(Directions for this task): Each entry below is to be transcribed exactly.

(Records for processing):
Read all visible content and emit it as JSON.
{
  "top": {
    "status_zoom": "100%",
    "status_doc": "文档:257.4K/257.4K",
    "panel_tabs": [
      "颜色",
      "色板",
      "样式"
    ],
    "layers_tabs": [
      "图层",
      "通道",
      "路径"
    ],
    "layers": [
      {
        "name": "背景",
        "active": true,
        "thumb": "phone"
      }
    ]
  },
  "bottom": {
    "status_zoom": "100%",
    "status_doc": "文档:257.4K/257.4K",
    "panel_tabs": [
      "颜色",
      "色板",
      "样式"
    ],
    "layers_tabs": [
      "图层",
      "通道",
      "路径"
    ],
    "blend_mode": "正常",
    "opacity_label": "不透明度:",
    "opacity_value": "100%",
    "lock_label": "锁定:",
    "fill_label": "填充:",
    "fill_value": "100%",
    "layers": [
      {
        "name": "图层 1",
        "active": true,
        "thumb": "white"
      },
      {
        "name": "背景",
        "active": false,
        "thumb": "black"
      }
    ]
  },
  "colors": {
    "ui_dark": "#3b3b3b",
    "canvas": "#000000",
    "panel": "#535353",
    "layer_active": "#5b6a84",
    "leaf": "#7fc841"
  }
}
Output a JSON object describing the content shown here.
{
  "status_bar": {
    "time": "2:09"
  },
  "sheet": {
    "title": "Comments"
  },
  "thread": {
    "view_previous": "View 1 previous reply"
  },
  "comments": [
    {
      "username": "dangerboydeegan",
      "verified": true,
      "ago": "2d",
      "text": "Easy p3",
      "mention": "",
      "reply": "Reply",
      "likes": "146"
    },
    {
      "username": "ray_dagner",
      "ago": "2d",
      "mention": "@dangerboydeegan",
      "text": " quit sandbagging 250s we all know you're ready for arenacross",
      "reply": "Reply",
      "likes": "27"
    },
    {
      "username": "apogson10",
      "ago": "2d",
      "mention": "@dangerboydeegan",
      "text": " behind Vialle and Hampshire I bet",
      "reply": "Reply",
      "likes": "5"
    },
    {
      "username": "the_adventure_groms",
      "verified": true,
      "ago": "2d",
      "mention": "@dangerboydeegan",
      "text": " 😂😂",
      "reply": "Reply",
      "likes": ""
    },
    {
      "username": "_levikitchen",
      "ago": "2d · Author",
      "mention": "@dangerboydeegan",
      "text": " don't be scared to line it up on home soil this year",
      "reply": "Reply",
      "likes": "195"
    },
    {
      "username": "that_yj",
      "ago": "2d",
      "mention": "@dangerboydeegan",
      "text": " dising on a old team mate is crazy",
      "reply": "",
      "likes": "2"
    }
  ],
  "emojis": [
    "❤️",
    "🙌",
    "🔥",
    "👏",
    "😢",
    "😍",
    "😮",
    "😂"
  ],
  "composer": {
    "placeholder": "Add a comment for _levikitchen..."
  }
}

(Answer below):
Read all visible content and emit it as JSON.
{
  "top": {
    "status_zoom": "100%",
    "status_doc": "文档:257.4K/257.4K",
    "panel_tabs": [
      "颜色",
      "色板",
      "样式"
    ],
    "layers_tabs": [
      "图层",
      "通道",
      "路径"
    ],
    "layers": [
      {
        "name": "背景",
        "active": true,
        "thumb": "phone"
      }
    ]
  },
  "bottom": {
    "status_zoom": "100%",
    "status_doc": "文档:257.4K/257.4K",
    "panel_tabs": [
      "颜色",
      "色板",
      "样式"
    ],
    "layers_tabs": [
      "图层",
      "通道",
      "路径"
    ],
    "blend_mode": "正常",
    "opacity_label": "不透明度:",
    "opacity_value": "100%",
    "lock_label": "锁定:",
    "fill_label": "填充:",
    "fill_value": "100%",
    "layers": [
      {
        "name": "图层 1",
        "active": true,
        "thumb": "white"
      },
      {
        "name": "背景",
        "active": false,
        "thumb": "black"
      }
    ]
  },
  "colors": {
    "ui_dark": "#3b3b3b",
    "canvas": "#000000",
    "panel": "#535353",
    "layer_active": "#5b6a84",
    "leaf": "#7fc841"
  }
}
Output a JSON object describing the content shown here.
{
  "status_bar": {
    "time": "2:09"
  },
  "sheet": {
    "title": "Comments"
  },
  "thread": {
    "view_previous": "View 1 previous reply"
  },
  "comments": [
    {
      "username": "dangerboydeegan",
      "verified": true,
      "ago": "2d",
      "text": "Easy p3",
      "mention": "",
      "reply": "Reply",
      "likes": "146"
    },
    {
      "username": "ray_dagner",
      "ago": "2d",
      "mention": "@dangerboydeegan",
      "text": " quit sandbagging 250s we all know you're ready for arenacross",
      "reply": "Reply",
      "likes": "27"
    },
    {
      "username": "apogson10",
      "ago": "2d",
      "mention": "@dangerboydeegan",
      "text": " behind Vialle and Hampshire I bet",
      "reply": "Reply",
      "likes": "5"
    },
    {
      "username": "the_adventure_groms",
      "verified": true,
      "ago": "2d",
      "mention": "@dangerboydeegan",
      "text": " 😂😂",
      "reply": "Reply",
      "likes": ""
    },
    {
      "username": "_levikitchen",
      "ago": "2d · Author",
      "mention": "@dangerboydeegan",
      "text": " don't be scared to line it up on home soil this year",
      "reply": "Reply",
      "likes": "195"
    },
    {
      "username": "that_yj",
      "ago": "2d",
      "mention": "@dangerboydeegan",
      "text": " dising on a old team mate is crazy",
      "reply": "",
      "likes": "2"
    }
  ],
  "emojis": [
    "❤️",
    "🙌",
    "🔥",
    "👏",
    "😢",
    "😍",
    "😮",
    "😂"
  ],
  "composer": {
    "placeholder": "Add a comment for _levikitchen..."
  }
}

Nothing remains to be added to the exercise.